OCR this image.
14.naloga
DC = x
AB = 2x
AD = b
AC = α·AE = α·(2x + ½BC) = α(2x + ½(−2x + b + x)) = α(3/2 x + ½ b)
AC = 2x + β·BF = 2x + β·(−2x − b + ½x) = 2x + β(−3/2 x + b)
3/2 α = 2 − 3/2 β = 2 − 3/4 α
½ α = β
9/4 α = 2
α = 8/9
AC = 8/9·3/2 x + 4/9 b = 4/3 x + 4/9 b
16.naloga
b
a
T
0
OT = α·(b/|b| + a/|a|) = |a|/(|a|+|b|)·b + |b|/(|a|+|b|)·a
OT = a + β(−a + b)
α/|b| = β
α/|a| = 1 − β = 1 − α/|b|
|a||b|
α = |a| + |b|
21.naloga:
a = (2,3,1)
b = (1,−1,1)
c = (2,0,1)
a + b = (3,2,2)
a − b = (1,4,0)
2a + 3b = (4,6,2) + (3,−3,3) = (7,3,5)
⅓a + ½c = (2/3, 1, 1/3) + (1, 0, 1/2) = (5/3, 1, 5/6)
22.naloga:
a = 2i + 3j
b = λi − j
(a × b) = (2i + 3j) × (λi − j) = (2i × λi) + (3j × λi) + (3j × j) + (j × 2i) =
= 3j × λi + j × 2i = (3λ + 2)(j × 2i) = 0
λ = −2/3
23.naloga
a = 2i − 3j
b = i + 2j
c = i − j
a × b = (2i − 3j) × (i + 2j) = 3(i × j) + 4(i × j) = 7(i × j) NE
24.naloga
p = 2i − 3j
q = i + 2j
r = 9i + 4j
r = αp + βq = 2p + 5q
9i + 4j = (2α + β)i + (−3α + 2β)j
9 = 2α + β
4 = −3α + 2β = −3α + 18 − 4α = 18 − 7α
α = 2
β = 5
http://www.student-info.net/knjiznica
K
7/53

* * * *

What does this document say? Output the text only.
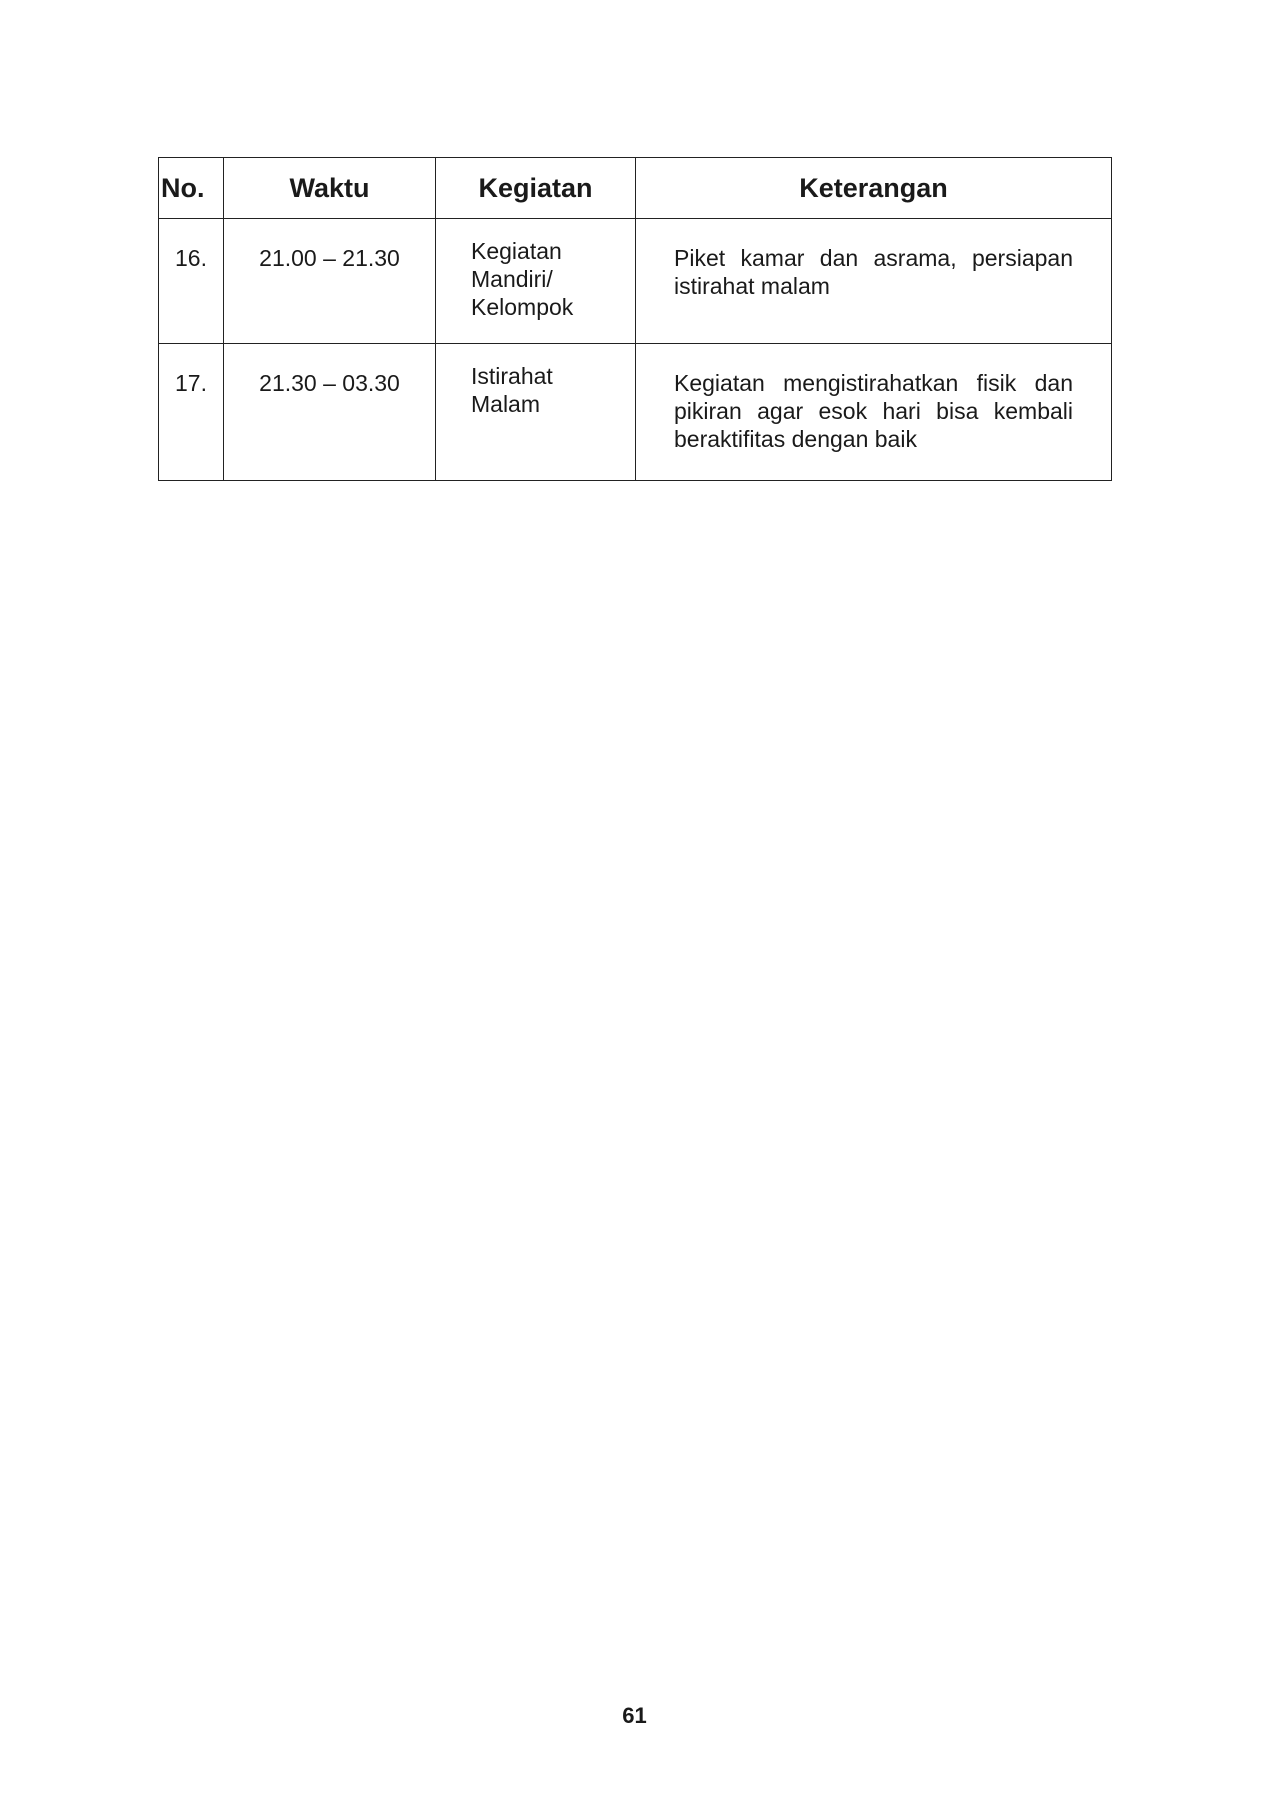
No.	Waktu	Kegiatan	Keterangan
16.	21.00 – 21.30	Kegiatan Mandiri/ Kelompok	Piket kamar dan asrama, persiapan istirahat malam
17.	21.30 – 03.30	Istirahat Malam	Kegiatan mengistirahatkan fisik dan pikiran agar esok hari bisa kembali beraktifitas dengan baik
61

* * * *

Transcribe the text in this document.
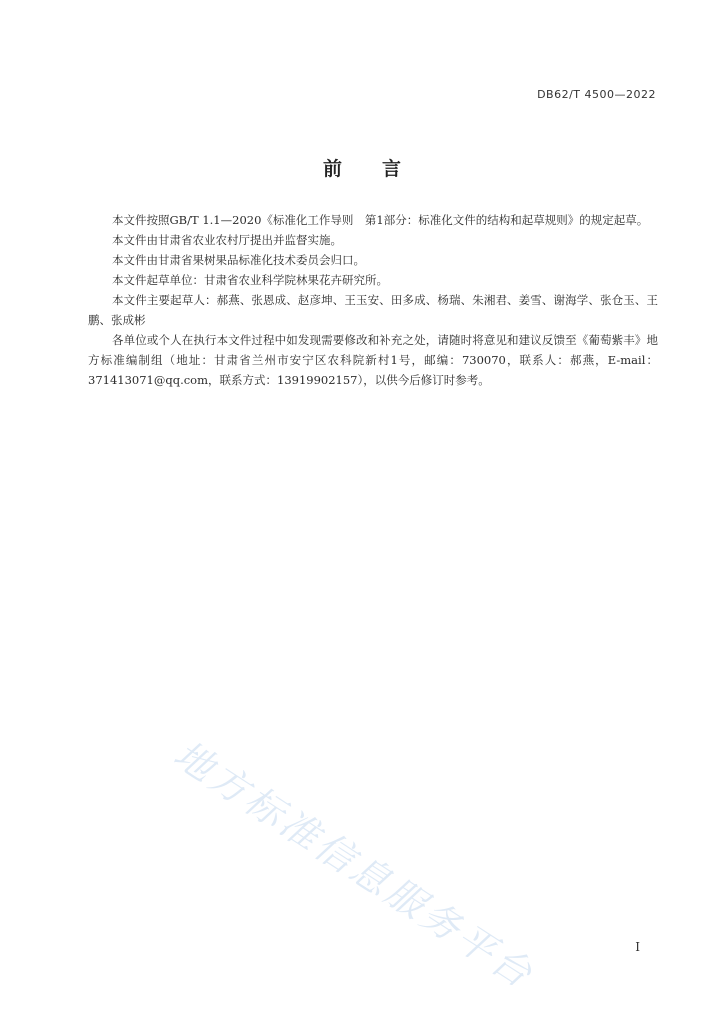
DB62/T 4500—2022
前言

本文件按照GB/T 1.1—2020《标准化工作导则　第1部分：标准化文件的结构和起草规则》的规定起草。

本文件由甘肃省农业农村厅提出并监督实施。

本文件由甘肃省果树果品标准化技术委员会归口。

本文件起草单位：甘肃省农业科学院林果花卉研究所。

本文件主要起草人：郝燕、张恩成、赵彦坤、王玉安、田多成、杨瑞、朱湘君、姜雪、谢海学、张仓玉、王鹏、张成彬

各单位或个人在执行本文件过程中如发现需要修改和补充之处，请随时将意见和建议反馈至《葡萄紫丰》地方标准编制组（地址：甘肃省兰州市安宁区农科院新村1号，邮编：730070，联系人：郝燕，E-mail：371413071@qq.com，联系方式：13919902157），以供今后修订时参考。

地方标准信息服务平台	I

* * * *

What is asked →
From the entries above, select each line containing the string "document".

Complete response →
What does this document say? Output the text only.
Transcribe the text in this document.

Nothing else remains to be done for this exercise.